Problem requirements:
Here are some records; copy every line that holds the word "butterflies".

Exercise material:
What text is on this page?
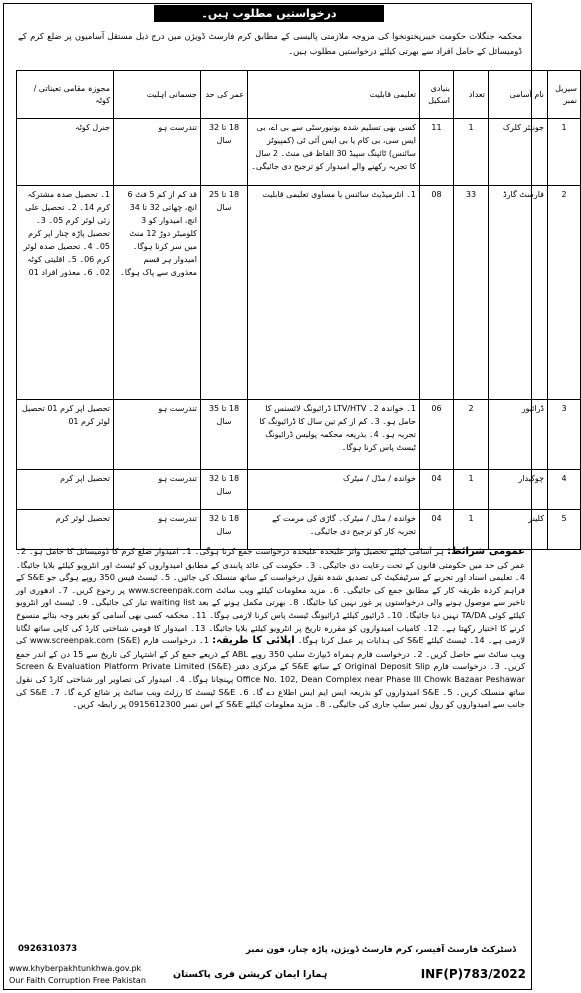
درخواستیں مطلوب ہیں۔
محکمہ جنگلات حکومت خیبرپختونخوا کی مروجہ ملازمتی پالیسی کے مطابق کرم فارسٹ ڈویژن میں درج ذیل مستقل آسامیوں پر ضلع کرم کے ڈومیسائل کے حامل افراد سے بھرتی کیلئے درخواستیں مطلوب ہیں۔
سیریل نمبر	نام آسامی	تعداد	بنیادی اسکیل	تعلیمی قابلیت	عمر کی حد	جسمانی اہلیت	مجوزہ مقامی تعیناتی / کوٹہ
1	جونیئر کلرک	1	11	کسی بھی تسلیم شدہ یونیورسٹی سے بی اے، بی ایس سی، بی کام یا بی ایس آئی ٹی (کمپیوٹر سائنس) ٹائپنگ سپیڈ 30 الفاظ فی منٹ۔ 2 سال کا تجربہ رکھنے والے امیدوار کو ترجیح دی جائیگی۔	18 تا 32 سال	تندرست ہو	جنرل کوٹہ
2	فارسٹ گارڈ	33	08	1۔ انٹرمیڈیٹ سائنس یا مساوی تعلیمی قابلیت	18 تا 25 سال	قد کم از کم 5 فٹ 6 انچ، چھاتی 32 تا 34 انچ، امیدوار کو 3 کلومیٹر دوڑ 12 منٹ میں سر کرنا ہوگا۔ امیدوار ہر قسم معذوری سے پاک ہوگا۔	1۔ تحصیل صدہ مشترکہ کرم 14۔ 2۔ تحصیل علی زئی لوئر کرم 05۔ 3۔ تحصیل پاڑہ چنار اپر کرم 05۔ 4۔ تحصیل صدہ لوئر کرم 06۔ 5۔ اقلیتی کوٹہ 02۔ 6۔ معذور افراد 01
3	ڈرائیور	2	06	1۔ خواندہ 2۔ LTV/HTV ڈرائیونگ لائسنس کا حامل ہو۔ 3۔ کم از کم تین سال کا ڈرائیونگ کا تجربہ ہو۔ 4۔ بذریعہ محکمہ پولیس ڈرائیونگ ٹیسٹ پاس کرنا ہوگا۔	18 تا 35 سال	تندرست ہو	تحصیل اپر کرم 01 تحصیل لوئر کرم 01
4	چوکیدار	1	04	خواندہ / مڈل / میٹرک	18 تا 32 سال	تندرست ہو	تحصیل اپر کرم
5	کلینر	1	04	خواندہ / مڈل / میٹرک۔ گاڑی کی مرمت کے تجربہ کار کو ترجیح دی جائیگی۔	18 تا 32 سال	تندرست ہو	تحصیل لوئر کرم
عمومی شرائط: ہر آسامی کیلئے تحصیل وائز علیحدہ علیحدہ درخواست جمع کرنا ہوگی۔ 1۔ امیدوار ضلع کرم کا ڈومیسائل کا حامل ہو۔ 2۔ عمر کی حد میں حکومتی قانون کے تحت رعایت دی جائیگی۔ 3۔ حکومت کی عائد پابندی کے مطابق امیدواروں کو ٹیسٹ اور انٹرویو کیلئے بلایا جائیگا۔ 4۔ تعلیمی اسناد اور تجربے کے سرٹیفکیٹ کی تصدیق شدہ نقول درخواست کے ساتھ منسلک کی جائیں۔ 5۔ ٹیسٹ فیس 350 روپے ہوگی جو S&E کے فراہم کردہ طریقہ کار کے مطابق جمع کی جائیگی۔ 6۔ مزید معلومات کیلئے ویب سائٹ www.screenpak.com پر رجوع کریں۔ 7۔ ادھوری اور تاخیر سے موصول ہونے والی درخواستوں پر غور نہیں کیا جائیگا۔ 8۔ بھرتی مکمل ہونے کے بعد waiting list تیار کی جائیگی۔ 9۔ ٹیسٹ اور انٹرویو کیلئے کوئی TA/DA نہیں دیا جائیگا۔ 10۔ ڈرائیور کیلئے ڈرائیونگ ٹیسٹ پاس کرنا لازمی ہوگا۔ 11۔ محکمہ کسی بھی آسامی کو بغیر وجہ بتائے منسوخ کرنے کا اختیار رکھتا ہے۔ 12۔ کامیاب امیدواروں کو مقررہ تاریخ پر انٹرویو کیلئے بلایا جائیگا۔ 13۔ امیدوار کا قومی شناختی کارڈ کی کاپی ساتھ لگانا لازمی ہے۔ 14۔ ٹیسٹ کیلئے S&E کی ہدایات پر عمل کرنا ہوگا۔ اپلائی کا طریقہ: 1۔ درخواست فارم www.screenpak.com (S&E) کی ویب سائٹ سے حاصل کریں۔ 2۔ درخواست فارم ہمراہ ڈیپازٹ سلپ 350 روپے ABL کے ذریعے جمع کر کے اشتہار کی تاریخ سے 15 دن کے اندر جمع کریں۔ 3۔ درخواست فارم Original Deposit Slip کے ساتھ S&E کے مرکزی دفتر Screen & Evaluation Platform Private Limited (S&E) Office No. 102, Dean Complex near Phase III Chowk Bazaar Peshawar پہنچانا ہوگا۔ 4۔ امیدوار کی تصاویر اور شناختی کارڈ کی نقول ساتھ منسلک کریں۔ 5۔ S&E امیدواروں کو بذریعہ ایس ایم ایس اطلاع دے گا۔ 6۔ S&E ٹیسٹ کا رزلٹ ویب سائٹ پر شائع کرے گا۔ 7۔ S&E کی جانب سے امیدواروں کو رول نمبر سلپ جاری کی جائیگی۔ 8۔ مزید معلومات کیلئے S&E کے اس نمبر 0915612300 پر رابطہ کریں۔
ڈسٹرکٹ فارسٹ آفیسر، کرم فارسٹ ڈویژن، پاڑہ چنار، فون نمبر
0926310373
www.khyberpakhtunkhwa.gov.pk
Our Faith Corruption Free Pakistan
ہمارا ایمان کرپشن فری پاکستان	INF(P)783/2022
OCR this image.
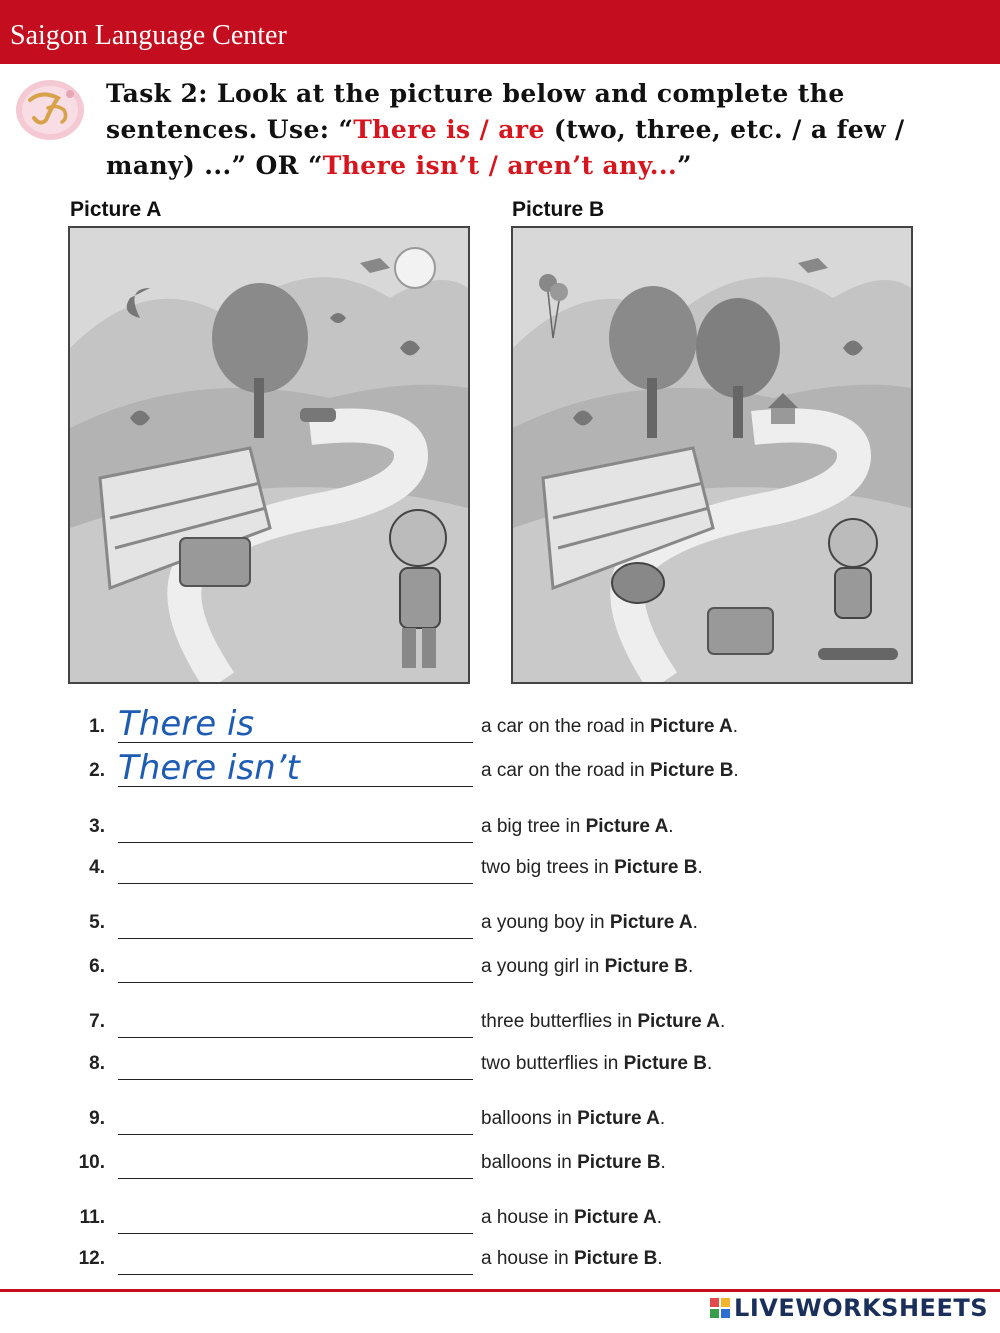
Saigon Language Center
Task 2: Look at the picture below and complete the sentences. Use: “There is / are (two, three, etc. / a few / many) ...” OR “There isn’t / aren’t any...”
Picture A	Picture B
1.
There is	a car on the road in Picture A.
2.
There isn’t	a car on the road in Picture B.
3.	a big tree in Picture A.
4.	two big trees in Picture B.
5.	a young boy in Picture A.
6.	a young girl in Picture B.
7.	three butterflies in Picture A.
8.	two butterflies in Picture B.
9.	balloons in Picture A.
10.	balloons in Picture B.
11.	a house in Picture A.
12.	a house in Picture B.
LIVEWORKSHEETS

Result:
7.	three butterflies in Picture A.
8.	two butterflies in Picture B.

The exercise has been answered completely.